==== SUPPLIED MATERIAL ====
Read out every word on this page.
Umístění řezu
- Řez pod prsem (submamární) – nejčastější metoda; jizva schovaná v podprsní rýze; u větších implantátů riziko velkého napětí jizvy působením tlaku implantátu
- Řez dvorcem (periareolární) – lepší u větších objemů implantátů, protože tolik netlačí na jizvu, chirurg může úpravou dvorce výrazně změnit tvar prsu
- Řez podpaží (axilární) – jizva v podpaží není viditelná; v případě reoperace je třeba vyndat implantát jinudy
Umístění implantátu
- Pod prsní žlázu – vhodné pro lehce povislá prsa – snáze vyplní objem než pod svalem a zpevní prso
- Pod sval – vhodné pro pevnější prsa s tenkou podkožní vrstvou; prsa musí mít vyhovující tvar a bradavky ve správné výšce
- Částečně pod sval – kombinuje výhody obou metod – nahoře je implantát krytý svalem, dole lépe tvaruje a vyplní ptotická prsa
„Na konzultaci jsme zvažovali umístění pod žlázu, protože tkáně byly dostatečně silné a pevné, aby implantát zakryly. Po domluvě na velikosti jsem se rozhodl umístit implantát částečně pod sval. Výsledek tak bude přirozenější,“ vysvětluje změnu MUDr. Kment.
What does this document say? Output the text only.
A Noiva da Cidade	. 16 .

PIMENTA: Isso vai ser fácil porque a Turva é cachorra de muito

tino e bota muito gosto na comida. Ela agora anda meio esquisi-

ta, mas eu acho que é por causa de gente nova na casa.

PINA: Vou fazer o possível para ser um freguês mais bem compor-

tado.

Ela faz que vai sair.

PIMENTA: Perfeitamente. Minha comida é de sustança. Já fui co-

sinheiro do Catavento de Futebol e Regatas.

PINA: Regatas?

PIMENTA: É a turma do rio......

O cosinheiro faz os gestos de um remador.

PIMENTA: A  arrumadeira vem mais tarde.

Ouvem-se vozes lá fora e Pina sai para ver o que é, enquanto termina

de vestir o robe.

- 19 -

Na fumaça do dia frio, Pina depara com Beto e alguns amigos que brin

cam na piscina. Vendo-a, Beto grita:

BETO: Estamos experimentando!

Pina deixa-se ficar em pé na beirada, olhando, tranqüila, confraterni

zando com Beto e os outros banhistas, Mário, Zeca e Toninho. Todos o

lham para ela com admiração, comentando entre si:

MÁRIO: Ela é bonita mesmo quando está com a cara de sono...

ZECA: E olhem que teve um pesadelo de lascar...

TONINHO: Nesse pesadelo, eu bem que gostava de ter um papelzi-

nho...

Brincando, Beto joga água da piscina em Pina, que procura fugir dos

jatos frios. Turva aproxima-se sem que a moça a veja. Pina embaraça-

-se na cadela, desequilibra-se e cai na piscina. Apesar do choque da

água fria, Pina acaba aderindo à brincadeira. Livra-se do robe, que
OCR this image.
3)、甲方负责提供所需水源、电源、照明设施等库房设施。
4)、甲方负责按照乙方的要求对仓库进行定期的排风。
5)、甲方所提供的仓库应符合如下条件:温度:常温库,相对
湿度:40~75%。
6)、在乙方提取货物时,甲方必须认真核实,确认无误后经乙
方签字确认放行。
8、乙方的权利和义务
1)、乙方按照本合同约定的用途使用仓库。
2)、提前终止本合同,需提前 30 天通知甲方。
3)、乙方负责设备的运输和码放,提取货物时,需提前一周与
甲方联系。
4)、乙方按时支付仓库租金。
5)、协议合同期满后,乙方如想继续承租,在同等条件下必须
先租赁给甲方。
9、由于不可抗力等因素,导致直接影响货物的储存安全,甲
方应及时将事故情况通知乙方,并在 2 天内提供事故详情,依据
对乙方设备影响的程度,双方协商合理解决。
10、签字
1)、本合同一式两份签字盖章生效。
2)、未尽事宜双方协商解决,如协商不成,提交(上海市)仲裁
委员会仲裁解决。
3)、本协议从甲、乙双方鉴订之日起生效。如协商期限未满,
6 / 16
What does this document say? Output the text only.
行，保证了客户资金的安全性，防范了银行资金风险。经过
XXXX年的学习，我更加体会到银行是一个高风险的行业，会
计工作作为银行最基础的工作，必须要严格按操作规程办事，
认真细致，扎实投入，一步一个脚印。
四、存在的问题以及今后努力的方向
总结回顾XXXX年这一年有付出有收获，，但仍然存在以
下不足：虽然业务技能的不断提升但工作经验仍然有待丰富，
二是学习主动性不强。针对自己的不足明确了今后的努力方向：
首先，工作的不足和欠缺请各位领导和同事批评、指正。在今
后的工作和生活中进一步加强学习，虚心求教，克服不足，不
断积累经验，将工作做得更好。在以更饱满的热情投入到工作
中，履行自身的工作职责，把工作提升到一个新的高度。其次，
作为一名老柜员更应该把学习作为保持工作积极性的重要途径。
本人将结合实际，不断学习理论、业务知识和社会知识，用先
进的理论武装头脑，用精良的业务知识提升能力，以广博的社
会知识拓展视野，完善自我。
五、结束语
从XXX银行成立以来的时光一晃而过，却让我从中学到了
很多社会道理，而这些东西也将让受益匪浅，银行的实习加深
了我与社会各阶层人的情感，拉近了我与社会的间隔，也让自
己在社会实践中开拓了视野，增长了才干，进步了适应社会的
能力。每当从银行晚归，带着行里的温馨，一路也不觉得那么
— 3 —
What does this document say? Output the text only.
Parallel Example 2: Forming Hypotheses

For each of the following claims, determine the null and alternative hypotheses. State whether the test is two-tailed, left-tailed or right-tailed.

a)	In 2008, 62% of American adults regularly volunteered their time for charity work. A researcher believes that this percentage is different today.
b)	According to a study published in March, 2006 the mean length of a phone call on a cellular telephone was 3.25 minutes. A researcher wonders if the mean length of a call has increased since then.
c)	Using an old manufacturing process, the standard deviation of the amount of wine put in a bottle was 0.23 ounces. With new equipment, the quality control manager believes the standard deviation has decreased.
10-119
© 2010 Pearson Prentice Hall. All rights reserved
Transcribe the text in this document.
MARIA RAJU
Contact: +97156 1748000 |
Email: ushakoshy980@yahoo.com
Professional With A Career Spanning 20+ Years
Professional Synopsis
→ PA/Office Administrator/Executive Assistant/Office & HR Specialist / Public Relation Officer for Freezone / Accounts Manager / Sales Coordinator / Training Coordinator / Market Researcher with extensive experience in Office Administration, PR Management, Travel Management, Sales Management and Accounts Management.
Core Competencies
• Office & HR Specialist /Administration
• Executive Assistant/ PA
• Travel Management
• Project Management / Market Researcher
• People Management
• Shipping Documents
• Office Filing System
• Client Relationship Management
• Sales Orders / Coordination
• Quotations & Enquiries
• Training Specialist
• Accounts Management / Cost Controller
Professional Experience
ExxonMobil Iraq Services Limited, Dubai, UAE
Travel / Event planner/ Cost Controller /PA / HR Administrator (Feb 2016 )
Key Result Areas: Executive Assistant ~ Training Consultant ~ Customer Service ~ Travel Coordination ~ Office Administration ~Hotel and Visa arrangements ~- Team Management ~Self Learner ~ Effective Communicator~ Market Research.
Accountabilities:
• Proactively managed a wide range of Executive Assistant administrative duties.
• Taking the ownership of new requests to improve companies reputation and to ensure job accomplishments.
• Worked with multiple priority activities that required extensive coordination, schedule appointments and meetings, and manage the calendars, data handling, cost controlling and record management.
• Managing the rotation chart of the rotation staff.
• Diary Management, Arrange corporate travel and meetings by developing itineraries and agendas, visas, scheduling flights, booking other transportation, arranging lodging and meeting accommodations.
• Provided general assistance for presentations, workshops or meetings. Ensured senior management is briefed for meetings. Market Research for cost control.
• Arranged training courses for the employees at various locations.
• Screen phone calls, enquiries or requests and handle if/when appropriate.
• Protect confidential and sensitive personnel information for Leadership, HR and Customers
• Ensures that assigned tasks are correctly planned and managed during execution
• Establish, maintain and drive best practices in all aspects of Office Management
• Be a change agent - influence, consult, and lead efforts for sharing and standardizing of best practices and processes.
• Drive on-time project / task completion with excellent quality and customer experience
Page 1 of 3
====
Give the count of lines in the records that contain "prsa", and no other text.

3